§ **Your task**: List each line of the data that holds the string "adjusted".

(Figure record listings)
*****

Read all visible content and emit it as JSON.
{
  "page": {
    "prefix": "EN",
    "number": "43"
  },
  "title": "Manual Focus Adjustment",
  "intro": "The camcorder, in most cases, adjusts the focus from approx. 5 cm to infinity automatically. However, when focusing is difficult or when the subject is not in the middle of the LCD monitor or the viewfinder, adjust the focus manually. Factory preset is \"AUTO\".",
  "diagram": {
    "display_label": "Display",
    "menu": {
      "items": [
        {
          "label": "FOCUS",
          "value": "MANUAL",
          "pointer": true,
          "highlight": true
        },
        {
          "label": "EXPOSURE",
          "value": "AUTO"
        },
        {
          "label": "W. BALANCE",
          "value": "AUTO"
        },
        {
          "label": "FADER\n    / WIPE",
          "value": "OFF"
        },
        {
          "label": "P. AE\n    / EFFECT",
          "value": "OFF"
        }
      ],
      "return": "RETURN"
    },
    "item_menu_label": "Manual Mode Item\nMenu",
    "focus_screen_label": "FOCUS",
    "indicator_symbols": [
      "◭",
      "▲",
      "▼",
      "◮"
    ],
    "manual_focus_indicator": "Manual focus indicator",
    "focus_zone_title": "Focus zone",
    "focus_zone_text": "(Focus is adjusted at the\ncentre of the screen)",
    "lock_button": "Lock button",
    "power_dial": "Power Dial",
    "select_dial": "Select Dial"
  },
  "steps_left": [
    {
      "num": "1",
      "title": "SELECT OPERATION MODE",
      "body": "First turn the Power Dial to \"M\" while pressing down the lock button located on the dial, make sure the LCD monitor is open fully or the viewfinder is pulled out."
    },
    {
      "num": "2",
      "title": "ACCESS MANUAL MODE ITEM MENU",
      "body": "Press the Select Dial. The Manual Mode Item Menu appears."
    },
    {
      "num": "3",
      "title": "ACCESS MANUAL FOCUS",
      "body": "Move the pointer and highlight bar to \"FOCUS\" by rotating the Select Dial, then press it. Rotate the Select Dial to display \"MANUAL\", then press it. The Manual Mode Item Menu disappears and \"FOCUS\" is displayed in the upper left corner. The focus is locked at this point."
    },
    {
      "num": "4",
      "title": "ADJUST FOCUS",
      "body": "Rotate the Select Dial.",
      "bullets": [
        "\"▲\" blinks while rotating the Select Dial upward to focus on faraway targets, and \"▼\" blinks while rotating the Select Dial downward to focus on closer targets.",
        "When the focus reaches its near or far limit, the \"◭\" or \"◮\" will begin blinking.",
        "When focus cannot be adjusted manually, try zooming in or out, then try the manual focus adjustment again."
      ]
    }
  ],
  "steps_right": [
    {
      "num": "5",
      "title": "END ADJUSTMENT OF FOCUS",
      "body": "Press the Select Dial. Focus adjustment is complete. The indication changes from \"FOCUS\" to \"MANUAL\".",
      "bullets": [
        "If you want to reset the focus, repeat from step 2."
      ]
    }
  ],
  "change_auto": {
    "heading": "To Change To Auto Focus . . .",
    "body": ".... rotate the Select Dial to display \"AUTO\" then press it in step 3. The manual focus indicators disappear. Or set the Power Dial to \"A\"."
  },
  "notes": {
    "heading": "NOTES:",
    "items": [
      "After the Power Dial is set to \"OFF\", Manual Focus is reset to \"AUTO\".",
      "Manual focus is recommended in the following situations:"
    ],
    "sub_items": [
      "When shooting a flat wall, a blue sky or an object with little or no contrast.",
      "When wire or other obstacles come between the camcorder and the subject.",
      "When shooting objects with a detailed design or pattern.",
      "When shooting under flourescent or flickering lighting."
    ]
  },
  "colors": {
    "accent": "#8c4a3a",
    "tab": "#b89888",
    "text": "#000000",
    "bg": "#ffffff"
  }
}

*****

§ **Answer to this exercise**:
    "focus_zone_text": "(Focus is adjusted at the\ncentre of the screen)",
        "When focus cannot be adjusted manually, try zooming in or out, then try the manual focus adjustment again."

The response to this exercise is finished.